■ **Work to be completed**
Copy out each of the following lines word for word, changing nothing.

= = = =

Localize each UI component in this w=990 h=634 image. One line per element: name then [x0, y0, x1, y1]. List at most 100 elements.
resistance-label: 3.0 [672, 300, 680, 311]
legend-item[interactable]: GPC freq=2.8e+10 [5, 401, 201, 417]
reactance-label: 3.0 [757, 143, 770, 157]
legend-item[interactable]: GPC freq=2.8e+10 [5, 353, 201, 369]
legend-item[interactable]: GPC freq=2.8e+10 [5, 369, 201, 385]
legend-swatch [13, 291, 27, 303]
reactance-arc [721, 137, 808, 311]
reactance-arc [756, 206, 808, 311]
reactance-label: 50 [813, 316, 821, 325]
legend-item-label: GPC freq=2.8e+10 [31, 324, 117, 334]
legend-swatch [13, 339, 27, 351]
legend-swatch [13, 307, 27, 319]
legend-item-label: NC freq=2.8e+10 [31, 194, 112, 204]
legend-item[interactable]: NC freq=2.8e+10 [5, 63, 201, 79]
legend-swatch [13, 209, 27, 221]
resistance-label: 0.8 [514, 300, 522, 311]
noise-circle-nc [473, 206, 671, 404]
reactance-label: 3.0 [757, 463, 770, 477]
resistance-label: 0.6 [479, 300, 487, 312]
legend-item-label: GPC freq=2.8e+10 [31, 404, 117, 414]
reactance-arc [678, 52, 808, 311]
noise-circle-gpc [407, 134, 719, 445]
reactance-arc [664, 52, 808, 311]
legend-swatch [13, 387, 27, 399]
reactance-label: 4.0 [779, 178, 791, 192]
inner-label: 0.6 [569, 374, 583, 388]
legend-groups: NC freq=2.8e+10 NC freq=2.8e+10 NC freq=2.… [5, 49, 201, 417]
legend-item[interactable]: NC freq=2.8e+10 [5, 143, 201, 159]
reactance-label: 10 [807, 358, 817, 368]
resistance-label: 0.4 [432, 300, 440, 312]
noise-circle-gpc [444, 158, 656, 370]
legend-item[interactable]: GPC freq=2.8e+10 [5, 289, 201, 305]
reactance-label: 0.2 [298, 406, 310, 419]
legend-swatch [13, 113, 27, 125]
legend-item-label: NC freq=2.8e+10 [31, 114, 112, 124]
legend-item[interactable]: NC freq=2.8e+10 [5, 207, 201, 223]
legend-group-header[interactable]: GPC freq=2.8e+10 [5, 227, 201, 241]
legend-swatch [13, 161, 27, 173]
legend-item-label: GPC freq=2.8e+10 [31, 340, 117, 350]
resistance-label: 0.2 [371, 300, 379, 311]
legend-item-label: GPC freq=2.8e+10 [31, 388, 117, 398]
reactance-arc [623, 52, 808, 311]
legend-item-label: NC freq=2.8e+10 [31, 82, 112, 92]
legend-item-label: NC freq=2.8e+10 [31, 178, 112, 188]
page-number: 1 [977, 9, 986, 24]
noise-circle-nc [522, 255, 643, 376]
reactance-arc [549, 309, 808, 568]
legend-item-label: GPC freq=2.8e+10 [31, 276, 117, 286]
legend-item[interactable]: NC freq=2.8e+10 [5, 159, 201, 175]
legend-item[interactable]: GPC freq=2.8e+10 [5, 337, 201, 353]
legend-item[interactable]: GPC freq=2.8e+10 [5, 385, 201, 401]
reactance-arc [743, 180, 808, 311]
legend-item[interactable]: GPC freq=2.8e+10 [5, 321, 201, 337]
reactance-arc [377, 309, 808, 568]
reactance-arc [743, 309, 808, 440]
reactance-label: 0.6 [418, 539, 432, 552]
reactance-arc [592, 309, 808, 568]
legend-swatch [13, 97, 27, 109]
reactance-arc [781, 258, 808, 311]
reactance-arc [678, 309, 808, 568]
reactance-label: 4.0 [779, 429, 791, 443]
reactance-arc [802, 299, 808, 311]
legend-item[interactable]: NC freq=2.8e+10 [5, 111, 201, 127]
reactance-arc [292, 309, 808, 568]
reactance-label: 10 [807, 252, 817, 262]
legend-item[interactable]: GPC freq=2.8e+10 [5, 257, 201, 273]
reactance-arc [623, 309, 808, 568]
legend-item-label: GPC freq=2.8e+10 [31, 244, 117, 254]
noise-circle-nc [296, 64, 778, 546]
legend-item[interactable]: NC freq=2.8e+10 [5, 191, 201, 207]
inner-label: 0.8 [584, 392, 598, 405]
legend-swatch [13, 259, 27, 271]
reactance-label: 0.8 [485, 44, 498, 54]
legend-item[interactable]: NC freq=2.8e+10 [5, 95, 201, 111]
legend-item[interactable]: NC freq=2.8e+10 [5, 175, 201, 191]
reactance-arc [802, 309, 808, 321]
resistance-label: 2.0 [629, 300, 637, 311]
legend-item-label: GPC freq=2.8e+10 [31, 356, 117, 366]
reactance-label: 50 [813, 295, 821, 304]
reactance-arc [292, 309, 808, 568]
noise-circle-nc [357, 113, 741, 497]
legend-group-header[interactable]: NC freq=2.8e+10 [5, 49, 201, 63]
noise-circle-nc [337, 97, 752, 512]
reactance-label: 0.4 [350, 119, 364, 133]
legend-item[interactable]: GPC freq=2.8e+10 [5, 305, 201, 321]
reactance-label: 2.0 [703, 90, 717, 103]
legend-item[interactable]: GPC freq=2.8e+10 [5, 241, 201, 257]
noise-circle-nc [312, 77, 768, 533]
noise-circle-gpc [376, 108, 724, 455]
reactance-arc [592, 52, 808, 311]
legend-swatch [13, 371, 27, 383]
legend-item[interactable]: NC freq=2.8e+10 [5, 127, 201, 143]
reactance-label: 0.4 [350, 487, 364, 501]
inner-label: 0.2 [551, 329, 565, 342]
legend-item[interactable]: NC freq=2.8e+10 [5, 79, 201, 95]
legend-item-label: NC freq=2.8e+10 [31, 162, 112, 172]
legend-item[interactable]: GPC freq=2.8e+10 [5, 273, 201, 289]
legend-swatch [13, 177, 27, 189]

= = = =

■ **Completed task**
Localize each UI component in this w=990 h=634 image. One line per element: name then [x0, y0, x1, y1]. List at most 100 elements.
resistance-label: 3.0 [672, 300, 680, 311]
legend-item[interactable]: GPC freq=2.8e+10 [5, 401, 201, 417]
reactance-label: 3.0 [757, 143, 770, 157]
legend-item[interactable]: GPC freq=2.8e+10 [5, 353, 201, 369]
legend-item[interactable]: GPC freq=2.8e+10 [5, 369, 201, 385]
legend-swatch [13, 291, 27, 303]
reactance-arc [721, 137, 808, 311]
reactance-arc [756, 206, 808, 311]
reactance-label: 50 [813, 316, 821, 325]
legend-item-label: GPC freq=2.8e+10 [31, 324, 117, 334]
legend-swatch [13, 339, 27, 351]
legend-swatch [13, 307, 27, 319]
legend-item-label: NC freq=2.8e+10 [31, 194, 112, 204]
legend-item[interactable]: NC freq=2.8e+10 [5, 63, 201, 79]
legend-swatch [13, 209, 27, 221]
resistance-label: 0.8 [514, 300, 522, 311]
noise-circle-nc [473, 206, 671, 404]
reactance-label: 3.0 [757, 463, 770, 477]
resistance-label: 0.6 [479, 300, 487, 312]
legend-item-label: GPC freq=2.8e+10 [31, 404, 117, 414]
reactance-arc [678, 52, 808, 311]
noise-circle-gpc [407, 134, 719, 445]
reactance-arc [664, 52, 808, 311]
legend-swatch [13, 387, 27, 399]
reactance-label: 4.0 [779, 178, 791, 192]
inner-label: 0.6 [569, 374, 583, 388]
legend-groups: NC freq=2.8e+10 NC freq=2.8e+10 NC freq=2.… [5, 49, 201, 417]
legend-item[interactable]: NC freq=2.8e+10 [5, 143, 201, 159]
reactance-label: 10 [807, 358, 817, 368]
resistance-label: 0.4 [432, 300, 440, 312]
noise-circle-gpc [444, 158, 656, 370]
legend-item[interactable]: GPC freq=2.8e+10 [5, 289, 201, 305]
reactance-label: 0.2 [298, 406, 310, 419]
legend-swatch [13, 113, 27, 125]
legend-item-label: NC freq=2.8e+10 [31, 114, 112, 124]
legend-item[interactable]: NC freq=2.8e+10 [5, 207, 201, 223]
legend-group-header[interactable]: GPC freq=2.8e+10 [5, 227, 201, 241]
legend-swatch [13, 161, 27, 173]
legend-item-label: GPC freq=2.8e+10 [31, 340, 117, 350]
resistance-label: 0.2 [371, 300, 379, 311]
legend-item-label: GPC freq=2.8e+10 [31, 388, 117, 398]
reactance-arc [623, 52, 808, 311]
legend-item-label: NC freq=2.8e+10 [31, 82, 112, 92]
legend-item-label: NC freq=2.8e+10 [31, 178, 112, 188]
page-number: 1 [977, 9, 986, 24]
noise-circle-nc [522, 255, 643, 376]
reactance-arc [549, 309, 808, 568]
legend-item-label: GPC freq=2.8e+10 [31, 276, 117, 286]
legend-item[interactable]: NC freq=2.8e+10 [5, 159, 201, 175]
legend-item[interactable]: GPC freq=2.8e+10 [5, 337, 201, 353]
legend-item[interactable]: GPC freq=2.8e+10 [5, 385, 201, 401]
reactance-arc [743, 180, 808, 311]
legend-item[interactable]: GPC freq=2.8e+10 [5, 321, 201, 337]
reactance-arc [377, 309, 808, 568]
reactance-arc [743, 309, 808, 440]
reactance-label: 0.6 [418, 539, 432, 552]
reactance-arc [592, 309, 808, 568]
legend-swatch [13, 97, 27, 109]
reactance-arc [781, 258, 808, 311]
reactance-arc [678, 309, 808, 568]
reactance-label: 4.0 [779, 429, 791, 443]
reactance-arc [802, 299, 808, 311]
legend-item[interactable]: NC freq=2.8e+10 [5, 111, 201, 127]
reactance-arc [292, 309, 808, 568]
reactance-label: 10 [807, 252, 817, 262]
legend-item[interactable]: GPC freq=2.8e+10 [5, 257, 201, 273]
reactance-arc [623, 309, 808, 568]
legend-item-label: GPC freq=2.8e+10 [31, 244, 117, 254]
noise-circle-nc [296, 64, 778, 546]
legend-item[interactable]: NC freq=2.8e+10 [5, 191, 201, 207]
inner-label: 0.8 [584, 392, 598, 405]
legend-swatch [13, 259, 27, 271]
reactance-label: 0.8 [485, 44, 498, 54]
legend-item[interactable]: NC freq=2.8e+10 [5, 95, 201, 111]
legend-item[interactable]: NC freq=2.8e+10 [5, 175, 201, 191]
reactance-arc [802, 309, 808, 321]
resistance-label: 2.0 [629, 300, 637, 311]
legend-item-label: GPC freq=2.8e+10 [31, 356, 117, 366]
reactance-label: 50 [813, 295, 821, 304]
reactance-arc [292, 309, 808, 568]
noise-circle-nc [357, 113, 741, 497]
legend-group-header[interactable]: NC freq=2.8e+10 [5, 49, 201, 63]
noise-circle-nc [337, 97, 752, 512]
reactance-label: 0.4 [350, 119, 364, 133]
legend-item[interactable]: GPC freq=2.8e+10 [5, 305, 201, 321]
reactance-label: 2.0 [703, 90, 717, 103]
legend-item[interactable]: GPC freq=2.8e+10 [5, 241, 201, 257]
noise-circle-nc [312, 77, 768, 533]
noise-circle-gpc [376, 108, 724, 455]
reactance-arc [592, 52, 808, 311]
legend-swatch [13, 371, 27, 383]
legend-item[interactable]: NC freq=2.8e+10 [5, 127, 201, 143]
reactance-label: 0.4 [350, 487, 364, 501]
inner-label: 0.2 [551, 329, 565, 342]
legend-item[interactable]: NC freq=2.8e+10 [5, 79, 201, 95]
legend-item-label: NC freq=2.8e+10 [31, 162, 112, 172]
legend-item[interactable]: GPC freq=2.8e+10 [5, 273, 201, 289]
legend-swatch [13, 177, 27, 189]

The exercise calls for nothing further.